◆ **To be done**: Give a verbatim quotation of every record.

◆ **Information given**:
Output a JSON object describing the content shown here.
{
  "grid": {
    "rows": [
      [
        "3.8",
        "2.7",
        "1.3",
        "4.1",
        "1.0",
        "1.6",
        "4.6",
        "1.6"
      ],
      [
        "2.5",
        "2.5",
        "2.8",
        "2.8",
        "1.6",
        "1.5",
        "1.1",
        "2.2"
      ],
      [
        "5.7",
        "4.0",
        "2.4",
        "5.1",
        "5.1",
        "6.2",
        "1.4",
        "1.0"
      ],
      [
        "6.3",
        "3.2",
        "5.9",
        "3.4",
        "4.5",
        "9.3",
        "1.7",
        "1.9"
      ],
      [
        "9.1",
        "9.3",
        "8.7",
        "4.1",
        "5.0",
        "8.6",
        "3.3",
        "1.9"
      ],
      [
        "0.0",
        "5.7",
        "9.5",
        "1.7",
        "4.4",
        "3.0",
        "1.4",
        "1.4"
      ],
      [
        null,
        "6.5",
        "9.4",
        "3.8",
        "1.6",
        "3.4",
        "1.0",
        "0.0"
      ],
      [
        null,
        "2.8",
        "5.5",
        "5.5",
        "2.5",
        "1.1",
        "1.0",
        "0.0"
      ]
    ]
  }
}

◆ **Answer**:
Output a JSON object describing the content shown here.
{
  "grid": {
    "rows": [
      [
        "3.8",
        "2.7",
        "1.3",
        "4.1",
        "1.0",
        "1.6",
        "4.6",
        "1.6"
      ],
      [
        "2.5",
        "2.5",
        "2.8",
        "2.8",
        "1.6",
        "1.5",
        "1.1",
        "2.2"
      ],
      [
        "5.7",
        "4.0",
        "2.4",
        "5.1",
        "5.1",
        "6.2",
        "1.4",
        "1.0"
      ],
      [
        "6.3",
        "3.2",
        "5.9",
        "3.4",
        "4.5",
        "9.3",
        "1.7",
        "1.9"
      ],
      [
        "9.1",
        "9.3",
        "8.7",
        "4.1",
        "5.0",
        "8.6",
        "3.3",
        "1.9"
      ],
      [
        "0.0",
        "5.7",
        "9.5",
        "1.7",
        "4.4",
        "3.0",
        "1.4",
        "1.4"
      ],
      [
        null,
        "6.5",
        "9.4",
        "3.8",
        "1.6",
        "3.4",
        "1.0",
        "0.0"
      ],
      [
        null,
        "2.8",
        "5.5",
        "5.5",
        "2.5",
        "1.1",
        "1.0",
        "0.0"
      ]
    ]
  }
}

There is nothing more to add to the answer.